Reproduce the following material exactly, including every line.
start Information given
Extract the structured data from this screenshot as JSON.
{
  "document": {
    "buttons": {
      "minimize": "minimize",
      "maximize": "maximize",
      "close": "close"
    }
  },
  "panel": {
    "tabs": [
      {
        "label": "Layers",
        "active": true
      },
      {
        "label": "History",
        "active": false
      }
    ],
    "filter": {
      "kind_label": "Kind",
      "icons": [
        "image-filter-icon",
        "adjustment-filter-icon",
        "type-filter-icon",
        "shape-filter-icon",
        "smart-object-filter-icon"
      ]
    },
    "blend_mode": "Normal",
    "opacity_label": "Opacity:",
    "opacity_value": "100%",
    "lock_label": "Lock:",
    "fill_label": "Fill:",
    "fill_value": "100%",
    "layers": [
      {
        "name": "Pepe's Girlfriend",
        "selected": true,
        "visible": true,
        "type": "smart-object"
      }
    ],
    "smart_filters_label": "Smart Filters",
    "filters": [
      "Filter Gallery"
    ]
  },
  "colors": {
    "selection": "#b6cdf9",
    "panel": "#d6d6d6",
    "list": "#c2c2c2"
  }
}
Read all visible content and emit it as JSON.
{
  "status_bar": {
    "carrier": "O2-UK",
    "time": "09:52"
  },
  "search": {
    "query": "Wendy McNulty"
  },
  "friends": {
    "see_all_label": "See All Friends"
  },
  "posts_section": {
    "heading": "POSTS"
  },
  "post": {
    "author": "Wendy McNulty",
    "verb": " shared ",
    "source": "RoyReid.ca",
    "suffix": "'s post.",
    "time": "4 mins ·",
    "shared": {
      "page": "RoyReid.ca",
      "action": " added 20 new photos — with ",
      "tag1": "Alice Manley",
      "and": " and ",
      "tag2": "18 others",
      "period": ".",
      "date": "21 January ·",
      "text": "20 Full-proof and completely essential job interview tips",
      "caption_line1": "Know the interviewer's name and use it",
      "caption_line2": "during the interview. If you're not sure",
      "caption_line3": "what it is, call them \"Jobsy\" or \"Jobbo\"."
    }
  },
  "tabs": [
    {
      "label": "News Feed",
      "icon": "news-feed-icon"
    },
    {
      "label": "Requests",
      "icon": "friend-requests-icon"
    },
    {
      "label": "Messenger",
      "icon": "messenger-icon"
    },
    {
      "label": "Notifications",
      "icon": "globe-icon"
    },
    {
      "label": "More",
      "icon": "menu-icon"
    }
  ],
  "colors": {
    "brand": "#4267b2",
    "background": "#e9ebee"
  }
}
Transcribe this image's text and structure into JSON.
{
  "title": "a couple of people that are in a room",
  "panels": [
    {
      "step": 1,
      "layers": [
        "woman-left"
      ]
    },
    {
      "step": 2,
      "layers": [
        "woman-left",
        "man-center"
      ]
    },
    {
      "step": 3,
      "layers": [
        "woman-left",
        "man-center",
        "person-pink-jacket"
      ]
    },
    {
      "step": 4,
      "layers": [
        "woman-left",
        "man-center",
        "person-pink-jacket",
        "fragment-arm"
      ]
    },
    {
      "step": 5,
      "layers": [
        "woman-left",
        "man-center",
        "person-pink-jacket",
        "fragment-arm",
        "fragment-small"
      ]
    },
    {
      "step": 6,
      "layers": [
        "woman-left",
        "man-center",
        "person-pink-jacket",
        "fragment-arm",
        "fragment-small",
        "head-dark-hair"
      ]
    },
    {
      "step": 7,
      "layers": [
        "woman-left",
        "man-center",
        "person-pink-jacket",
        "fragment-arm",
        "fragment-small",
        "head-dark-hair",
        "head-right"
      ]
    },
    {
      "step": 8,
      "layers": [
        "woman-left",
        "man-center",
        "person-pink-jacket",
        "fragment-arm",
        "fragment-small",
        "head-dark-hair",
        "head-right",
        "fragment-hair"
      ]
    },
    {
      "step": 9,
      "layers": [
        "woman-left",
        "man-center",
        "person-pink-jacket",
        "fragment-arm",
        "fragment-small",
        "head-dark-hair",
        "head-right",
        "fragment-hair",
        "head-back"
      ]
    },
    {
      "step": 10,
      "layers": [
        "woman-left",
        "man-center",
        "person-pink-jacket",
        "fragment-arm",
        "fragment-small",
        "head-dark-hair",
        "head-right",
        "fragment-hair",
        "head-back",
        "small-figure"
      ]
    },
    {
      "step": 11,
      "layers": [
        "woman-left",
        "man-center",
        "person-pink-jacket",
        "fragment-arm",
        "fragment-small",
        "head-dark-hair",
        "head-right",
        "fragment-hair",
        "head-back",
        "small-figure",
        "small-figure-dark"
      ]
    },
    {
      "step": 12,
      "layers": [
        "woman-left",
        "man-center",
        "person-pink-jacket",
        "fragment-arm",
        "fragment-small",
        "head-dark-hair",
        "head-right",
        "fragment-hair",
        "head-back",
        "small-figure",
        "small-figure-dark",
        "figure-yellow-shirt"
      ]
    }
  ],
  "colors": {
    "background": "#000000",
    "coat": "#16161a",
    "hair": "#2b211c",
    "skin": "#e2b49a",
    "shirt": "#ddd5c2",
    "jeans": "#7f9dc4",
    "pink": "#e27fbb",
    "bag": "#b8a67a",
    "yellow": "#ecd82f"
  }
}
end Information given
Solution to this problem:
Extract the structured data from this screenshot as JSON.
{
  "document": {
    "buttons": {
      "minimize": "minimize",
      "maximize": "maximize",
      "close": "close"
    }
  },
  "panel": {
    "tabs": [
      {
        "label": "Layers",
        "active": true
      },
      {
        "label": "History",
        "active": false
      }
    ],
    "filter": {
      "kind_label": "Kind",
      "icons": [
        "image-filter-icon",
        "adjustment-filter-icon",
        "type-filter-icon",
        "shape-filter-icon",
        "smart-object-filter-icon"
      ]
    },
    "blend_mode": "Normal",
    "opacity_label": "Opacity:",
    "opacity_value": "100%",
    "lock_label": "Lock:",
    "fill_label": "Fill:",
    "fill_value": "100%",
    "layers": [
      {
        "name": "Pepe's Girlfriend",
        "selected": true,
        "visible": true,
        "type": "smart-object"
      }
    ],
    "smart_filters_label": "Smart Filters",
    "filters": [
      "Filter Gallery"
    ]
  },
  "colors": {
    "selection": "#b6cdf9",
    "panel": "#d6d6d6",
    "list": "#c2c2c2"
  }
}
Read all visible content and emit it as JSON.
{
  "status_bar": {
    "carrier": "O2-UK",
    "time": "09:52"
  },
  "search": {
    "query": "Wendy McNulty"
  },
  "friends": {
    "see_all_label": "See All Friends"
  },
  "posts_section": {
    "heading": "POSTS"
  },
  "post": {
    "author": "Wendy McNulty",
    "verb": " shared ",
    "source": "RoyReid.ca",
    "suffix": "'s post.",
    "time": "4 mins ·",
    "shared": {
      "page": "RoyReid.ca",
      "action": " added 20 new photos — with ",
      "tag1": "Alice Manley",
      "and": " and ",
      "tag2": "18 others",
      "period": ".",
      "date": "21 January ·",
      "text": "20 Full-proof and completely essential job interview tips",
      "caption_line1": "Know the interviewer's name and use it",
      "caption_line2": "during the interview. If you're not sure",
      "caption_line3": "what it is, call them \"Jobsy\" or \"Jobbo\"."
    }
  },
  "tabs": [
    {
      "label": "News Feed",
      "icon": "news-feed-icon"
    },
    {
      "label": "Requests",
      "icon": "friend-requests-icon"
    },
    {
      "label": "Messenger",
      "icon": "messenger-icon"
    },
    {
      "label": "Notifications",
      "icon": "globe-icon"
    },
    {
      "label": "More",
      "icon": "menu-icon"
    }
  ],
  "colors": {
    "brand": "#4267b2",
    "background": "#e9ebee"
  }
}
Transcribe this image's text and structure into JSON.
{
  "title": "a couple of people that are in a room",
  "panels": [
    {
      "step": 1,
      "layers": [
        "woman-left"
      ]
    },
    {
      "step": 2,
      "layers": [
        "woman-left",
        "man-center"
      ]
    },
    {
      "step": 3,
      "layers": [
        "woman-left",
        "man-center",
        "person-pink-jacket"
      ]
    },
    {
      "step": 4,
      "layers": [
        "woman-left",
        "man-center",
        "person-pink-jacket",
        "fragment-arm"
      ]
    },
    {
      "step": 5,
      "layers": [
        "woman-left",
        "man-center",
        "person-pink-jacket",
        "fragment-arm",
        "fragment-small"
      ]
    },
    {
      "step": 6,
      "layers": [
        "woman-left",
        "man-center",
        "person-pink-jacket",
        "fragment-arm",
        "fragment-small",
        "head-dark-hair"
      ]
    },
    {
      "step": 7,
      "layers": [
        "woman-left",
        "man-center",
        "person-pink-jacket",
        "fragment-arm",
        "fragment-small",
        "head-dark-hair",
        "head-right"
      ]
    },
    {
      "step": 8,
      "layers": [
        "woman-left",
        "man-center",
        "person-pink-jacket",
        "fragment-arm",
        "fragment-small",
        "head-dark-hair",
        "head-right",
        "fragment-hair"
      ]
    },
    {
      "step": 9,
      "layers": [
        "woman-left",
        "man-center",
        "person-pink-jacket",
        "fragment-arm",
        "fragment-small",
        "head-dark-hair",
        "head-right",
        "fragment-hair",
        "head-back"
      ]
    },
    {
      "step": 10,
      "layers": [
        "woman-left",
        "man-center",
        "person-pink-jacket",
        "fragment-arm",
        "fragment-small",
        "head-dark-hair",
        "head-right",
        "fragment-hair",
        "head-back",
        "small-figure"
      ]
    },
    {
      "step": 11,
      "layers": [
        "woman-left",
        "man-center",
        "person-pink-jacket",
        "fragment-arm",
        "fragment-small",
        "head-dark-hair",
        "head-right",
        "fragment-hair",
        "head-back",
        "small-figure",
        "small-figure-dark"
      ]
    },
    {
      "step": 12,
      "layers": [
        "woman-left",
        "man-center",
        "person-pink-jacket",
        "fragment-arm",
        "fragment-small",
        "head-dark-hair",
        "head-right",
        "fragment-hair",
        "head-back",
        "small-figure",
        "small-figure-dark",
        "figure-yellow-shirt"
      ]
    }
  ],
  "colors": {
    "background": "#000000",
    "coat": "#16161a",
    "hair": "#2b211c",
    "skin": "#e2b49a",
    "shirt": "#ddd5c2",
    "jeans": "#7f9dc4",
    "pink": "#e27fbb",
    "bag": "#b8a67a",
    "yellow": "#ecd82f"
  }
}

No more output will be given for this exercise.